** SOURCE MATERIAL **
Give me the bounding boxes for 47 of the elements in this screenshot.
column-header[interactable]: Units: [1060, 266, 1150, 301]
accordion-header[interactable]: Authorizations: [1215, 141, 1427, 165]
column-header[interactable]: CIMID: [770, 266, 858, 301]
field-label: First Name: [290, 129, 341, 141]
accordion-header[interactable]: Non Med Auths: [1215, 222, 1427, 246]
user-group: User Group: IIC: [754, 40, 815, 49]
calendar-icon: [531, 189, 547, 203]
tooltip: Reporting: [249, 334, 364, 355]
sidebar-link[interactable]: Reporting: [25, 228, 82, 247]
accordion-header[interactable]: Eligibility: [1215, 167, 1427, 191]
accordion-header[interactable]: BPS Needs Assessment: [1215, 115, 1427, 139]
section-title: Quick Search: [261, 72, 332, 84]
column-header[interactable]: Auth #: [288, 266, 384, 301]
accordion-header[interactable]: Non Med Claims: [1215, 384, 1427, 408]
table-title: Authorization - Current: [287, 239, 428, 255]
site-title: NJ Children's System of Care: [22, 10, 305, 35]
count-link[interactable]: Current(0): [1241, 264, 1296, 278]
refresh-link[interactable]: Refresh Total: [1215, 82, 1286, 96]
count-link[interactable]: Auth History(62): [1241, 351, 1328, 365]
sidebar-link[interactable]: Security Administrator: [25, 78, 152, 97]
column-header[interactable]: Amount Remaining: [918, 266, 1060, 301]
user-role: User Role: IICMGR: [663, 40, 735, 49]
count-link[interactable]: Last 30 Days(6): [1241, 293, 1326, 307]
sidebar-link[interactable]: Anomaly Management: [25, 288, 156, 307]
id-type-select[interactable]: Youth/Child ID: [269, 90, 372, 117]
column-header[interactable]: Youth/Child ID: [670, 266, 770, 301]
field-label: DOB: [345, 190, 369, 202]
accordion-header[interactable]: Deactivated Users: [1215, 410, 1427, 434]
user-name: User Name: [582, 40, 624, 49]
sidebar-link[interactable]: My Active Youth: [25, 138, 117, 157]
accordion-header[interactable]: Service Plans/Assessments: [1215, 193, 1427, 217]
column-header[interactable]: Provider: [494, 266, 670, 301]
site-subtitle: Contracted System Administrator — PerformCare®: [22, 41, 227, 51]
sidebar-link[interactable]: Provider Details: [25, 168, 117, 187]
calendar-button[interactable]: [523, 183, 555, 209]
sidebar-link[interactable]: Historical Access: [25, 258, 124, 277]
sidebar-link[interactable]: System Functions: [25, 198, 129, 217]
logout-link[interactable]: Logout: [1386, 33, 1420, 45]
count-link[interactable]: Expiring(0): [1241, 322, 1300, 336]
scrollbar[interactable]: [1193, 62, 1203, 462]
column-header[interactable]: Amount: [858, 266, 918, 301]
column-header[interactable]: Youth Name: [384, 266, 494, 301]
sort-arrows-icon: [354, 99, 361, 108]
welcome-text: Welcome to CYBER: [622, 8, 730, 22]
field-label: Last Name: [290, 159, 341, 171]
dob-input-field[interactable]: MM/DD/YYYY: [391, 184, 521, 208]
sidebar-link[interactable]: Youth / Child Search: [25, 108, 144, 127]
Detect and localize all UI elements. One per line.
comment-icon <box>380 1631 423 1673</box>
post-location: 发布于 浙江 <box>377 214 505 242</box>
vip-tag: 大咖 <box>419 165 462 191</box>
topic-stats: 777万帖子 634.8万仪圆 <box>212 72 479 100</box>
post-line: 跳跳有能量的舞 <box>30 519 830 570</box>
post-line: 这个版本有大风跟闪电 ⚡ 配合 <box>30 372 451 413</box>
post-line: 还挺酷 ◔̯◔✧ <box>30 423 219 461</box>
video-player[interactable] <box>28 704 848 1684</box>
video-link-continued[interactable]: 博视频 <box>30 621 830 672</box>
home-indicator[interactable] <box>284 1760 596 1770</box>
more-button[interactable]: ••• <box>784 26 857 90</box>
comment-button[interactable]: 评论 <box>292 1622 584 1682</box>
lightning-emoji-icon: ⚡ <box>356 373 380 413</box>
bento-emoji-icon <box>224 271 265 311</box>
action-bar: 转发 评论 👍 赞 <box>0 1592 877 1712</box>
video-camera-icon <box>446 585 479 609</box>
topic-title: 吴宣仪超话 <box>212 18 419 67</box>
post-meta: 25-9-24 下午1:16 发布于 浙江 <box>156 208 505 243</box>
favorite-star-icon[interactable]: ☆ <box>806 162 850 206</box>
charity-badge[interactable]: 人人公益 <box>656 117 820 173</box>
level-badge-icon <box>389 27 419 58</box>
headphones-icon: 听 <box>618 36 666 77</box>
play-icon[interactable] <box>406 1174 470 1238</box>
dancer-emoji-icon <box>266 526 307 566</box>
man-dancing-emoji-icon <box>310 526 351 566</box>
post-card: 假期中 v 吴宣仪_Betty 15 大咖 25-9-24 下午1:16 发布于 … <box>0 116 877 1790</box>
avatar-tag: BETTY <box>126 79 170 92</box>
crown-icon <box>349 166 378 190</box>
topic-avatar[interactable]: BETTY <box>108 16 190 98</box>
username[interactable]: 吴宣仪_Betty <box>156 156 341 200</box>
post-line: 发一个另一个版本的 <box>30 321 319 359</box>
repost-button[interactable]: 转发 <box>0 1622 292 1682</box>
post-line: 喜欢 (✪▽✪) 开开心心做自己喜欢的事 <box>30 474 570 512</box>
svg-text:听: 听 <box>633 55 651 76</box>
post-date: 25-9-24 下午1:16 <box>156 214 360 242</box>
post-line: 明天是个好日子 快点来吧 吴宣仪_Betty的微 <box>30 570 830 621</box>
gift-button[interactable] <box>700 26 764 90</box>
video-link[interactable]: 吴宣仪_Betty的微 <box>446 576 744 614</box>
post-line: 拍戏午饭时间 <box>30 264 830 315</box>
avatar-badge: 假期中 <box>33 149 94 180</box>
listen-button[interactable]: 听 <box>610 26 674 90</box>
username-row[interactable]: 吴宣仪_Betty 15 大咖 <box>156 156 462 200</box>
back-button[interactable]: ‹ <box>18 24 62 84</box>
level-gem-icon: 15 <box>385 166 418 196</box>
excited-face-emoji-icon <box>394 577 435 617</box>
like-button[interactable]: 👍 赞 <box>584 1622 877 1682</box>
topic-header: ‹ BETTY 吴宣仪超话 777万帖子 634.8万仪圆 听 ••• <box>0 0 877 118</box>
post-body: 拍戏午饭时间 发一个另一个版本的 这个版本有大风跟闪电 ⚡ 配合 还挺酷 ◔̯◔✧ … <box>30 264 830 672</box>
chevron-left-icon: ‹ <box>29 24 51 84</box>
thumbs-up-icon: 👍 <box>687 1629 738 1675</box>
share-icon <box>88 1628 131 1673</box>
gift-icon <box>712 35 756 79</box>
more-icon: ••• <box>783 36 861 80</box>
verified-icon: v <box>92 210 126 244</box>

** AIM OF THE EXERCISE **
Extract each line of the listing above that contains the string "Provider".

** ANSWER TO THIS TASK **
column-header[interactable]: Provider: [494, 266, 670, 301]
sidebar-link[interactable]: Provider Details: [25, 168, 117, 187]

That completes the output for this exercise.